◆ WORK INSTRUCTIONS:
Turn every line of the records into a JSON list of strings, one string per line, skipping blank lines and leaving out the pictures.

A run of records:

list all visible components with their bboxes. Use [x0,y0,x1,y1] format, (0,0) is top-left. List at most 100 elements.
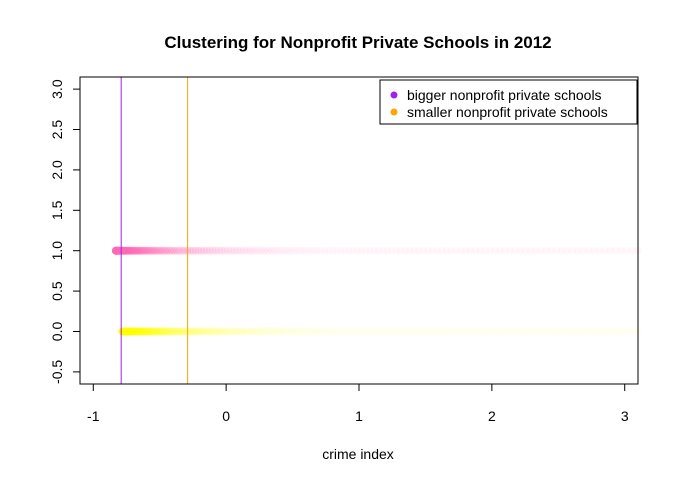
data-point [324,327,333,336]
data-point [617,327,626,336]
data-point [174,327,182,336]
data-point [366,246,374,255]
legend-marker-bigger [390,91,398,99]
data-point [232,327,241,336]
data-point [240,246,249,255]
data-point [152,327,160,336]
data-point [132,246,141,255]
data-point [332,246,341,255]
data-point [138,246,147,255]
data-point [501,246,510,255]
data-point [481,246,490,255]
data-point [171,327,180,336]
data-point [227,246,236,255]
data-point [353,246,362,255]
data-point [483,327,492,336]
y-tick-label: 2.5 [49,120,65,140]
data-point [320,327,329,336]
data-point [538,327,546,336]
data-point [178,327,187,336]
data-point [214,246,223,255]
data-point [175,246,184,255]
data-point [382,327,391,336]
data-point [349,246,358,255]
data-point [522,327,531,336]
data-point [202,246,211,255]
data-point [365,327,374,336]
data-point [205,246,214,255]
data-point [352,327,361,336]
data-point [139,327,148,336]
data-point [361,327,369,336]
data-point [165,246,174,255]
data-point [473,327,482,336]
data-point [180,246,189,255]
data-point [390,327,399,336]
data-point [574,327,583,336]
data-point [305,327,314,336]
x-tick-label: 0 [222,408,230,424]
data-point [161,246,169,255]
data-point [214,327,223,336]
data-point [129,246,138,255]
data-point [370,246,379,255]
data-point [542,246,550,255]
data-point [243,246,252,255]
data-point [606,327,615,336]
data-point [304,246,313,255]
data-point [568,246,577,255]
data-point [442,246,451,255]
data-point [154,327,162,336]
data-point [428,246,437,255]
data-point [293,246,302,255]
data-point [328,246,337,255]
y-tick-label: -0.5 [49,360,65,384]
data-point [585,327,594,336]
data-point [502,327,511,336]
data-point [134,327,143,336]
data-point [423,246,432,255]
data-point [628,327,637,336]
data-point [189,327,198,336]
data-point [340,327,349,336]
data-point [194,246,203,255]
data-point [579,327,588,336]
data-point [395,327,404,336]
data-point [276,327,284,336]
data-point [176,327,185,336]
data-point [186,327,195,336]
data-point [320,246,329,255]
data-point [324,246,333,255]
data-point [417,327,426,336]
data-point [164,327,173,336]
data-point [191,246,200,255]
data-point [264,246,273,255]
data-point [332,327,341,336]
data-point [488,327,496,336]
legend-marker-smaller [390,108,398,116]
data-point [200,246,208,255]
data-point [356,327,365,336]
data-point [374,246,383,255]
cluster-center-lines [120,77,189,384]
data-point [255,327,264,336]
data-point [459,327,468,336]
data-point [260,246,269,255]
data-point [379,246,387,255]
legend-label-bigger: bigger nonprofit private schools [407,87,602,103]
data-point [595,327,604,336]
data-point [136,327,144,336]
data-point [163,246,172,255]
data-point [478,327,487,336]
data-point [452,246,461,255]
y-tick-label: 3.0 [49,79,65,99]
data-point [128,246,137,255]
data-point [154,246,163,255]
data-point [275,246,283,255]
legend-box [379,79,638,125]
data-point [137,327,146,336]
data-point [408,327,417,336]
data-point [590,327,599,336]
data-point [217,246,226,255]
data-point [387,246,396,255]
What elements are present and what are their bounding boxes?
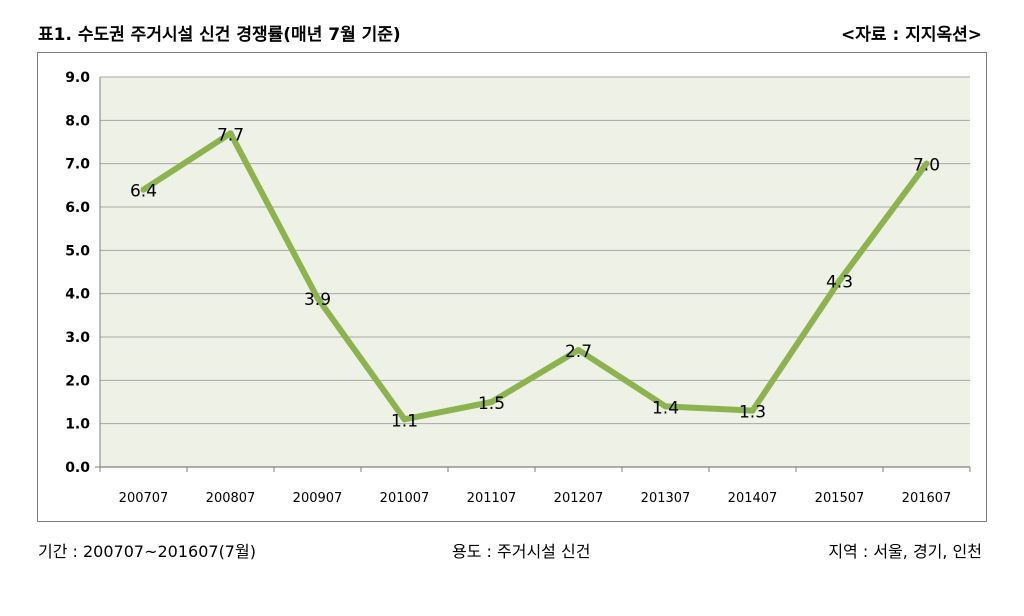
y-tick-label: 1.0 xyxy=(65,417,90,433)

◆ WRITTEN RESPONSE:
[
  "list all visible components with their bboxes. Use [x0,y0,x1,y1] format, (0,0) is top-left. List at most 100 elements.",
  "data-point [324,327,333,336]",
  "data-point [617,327,626,336]",
  "data-point [174,327,182,336]",
  "data-point [366,246,374,255]",
  "legend-marker-bigger [390,91,398,99]",
  "data-point [232,327,241,336]",
  "data-point [240,246,249,255]",
  "data-point [152,327,160,336]",
  "data-point [132,246,141,255]",
  "data-point [332,246,341,255]",
  "data-point [138,246,147,255]",
  "data-point [501,246,510,255]",
  "data-point [481,246,490,255]",
  "data-point [171,327,180,336]",
  "data-point [227,246,236,255]",
  "data-point [353,246,362,255]",
  "data-point [483,327,492,336]",
  "y-tick-label: 2.5 [49,120,65,140]",
  "data-point [320,327,329,336]",
  "data-point [538,327,546,336]",
  "data-point [178,327,187,336]",
  "data-point [214,246,223,255]",
  "data-point [175,246,184,255]",
  "data-point [382,327,391,336]",
  "data-point [349,246,358,255]",
  "data-point [522,327,531,336]",
  "data-point [202,246,211,255]",
  "data-point [365,327,374,336]",
  "data-point [205,246,214,255]",
  "data-point [352,327,361,336]",
  "data-point [139,327,148,336]",
  "data-point [361,327,369,336]",
  "data-point [165,246,174,255]",
  "data-point [473,327,482,336]",
  "data-point [180,246,189,255]",
  "data-point [390,327,399,336]",
  "data-point [574,327,583,336]",
  "data-point [305,327,314,336]",
  "x-tick-label: 0 [222,408,230,424]",
  "data-point [161,246,169,255]",
  "data-point [214,327,223,336]",
  "data-point [129,246,138,255]",
  "data-point [370,246,379,255]",
  "data-point [542,246,550,255]",
  "data-point [243,246,252,255]",
  "data-point [606,327,615,336]",
  "data-point [304,246,313,255]",
  "data-point [568,246,577,255]",
  "data-point [442,246,451,255]",
  "data-point [154,327,162,336]",
  "data-point [428,246,437,255]",
  "data-point [293,246,302,255]",
  "data-point [328,246,337,255]",
  "y-tick-label: -0.5 [49,360,65,384]",
  "data-point [585,327,594,336]",
  "data-point [502,327,511,336]",
  "data-point [134,327,143,336]",
  "data-point [423,246,432,255]",
  "data-point [628,327,637,336]",
  "data-point [189,327,198,336]",
  "data-point [340,327,349,336]",
  "data-point [194,246,203,255]",
  "data-point [579,327,588,336]",
  "data-point [395,327,404,336]",
  "data-point [276,327,284,336]",
  "data-point [176,327,185,336]",
  "data-point [186,327,195,336]",
  "data-point [320,246,329,255]",
  "data-point [324,246,333,255]",
  "data-point [417,327,426,336]",
  "data-point [164,327,173,336]",
  "data-point [191,246,200,255]",
  "data-point [264,246,273,255]",
  "data-point [332,327,341,336]",
  "data-point [488,327,496,336]",
  "legend-marker-smaller [390,108,398,116]",
  "data-point [200,246,208,255]",
  "data-point [356,327,365,336]",
  "data-point [374,246,383,255]",
  "cluster-center-lines [120,77,189,384]",
  "data-point [255,327,264,336]",
  "data-point [459,327,468,336]",
  "data-point [260,246,269,255]",
  "data-point [379,246,387,255]",
  "legend-label-bigger: bigger nonprofit private schools [407,87,602,103]",
  "data-point [595,327,604,336]",
  "data-point [136,327,144,336]",
  "data-point [163,246,172,255]",
  "data-point [478,327,487,336]",
  "data-point [452,246,461,255]",
  "y-tick-label: 3.0 [49,79,65,99]",
  "data-point [128,246,137,255]",
  "data-point [154,246,163,255]",
  "data-point [275,246,283,255]",
  "legend-box [379,79,638,125]",
  "data-point [137,327,146,336]",
  "data-point [408,327,417,336]",
  "data-point [590,327,599,336]",
  "data-point [217,246,226,255]",
  "data-point [387,246,396,255]",
  "What elements are present and what are their bounding boxes?",
  "y-tick-label: 1.0 xyxy=(65,417,90,433)"
]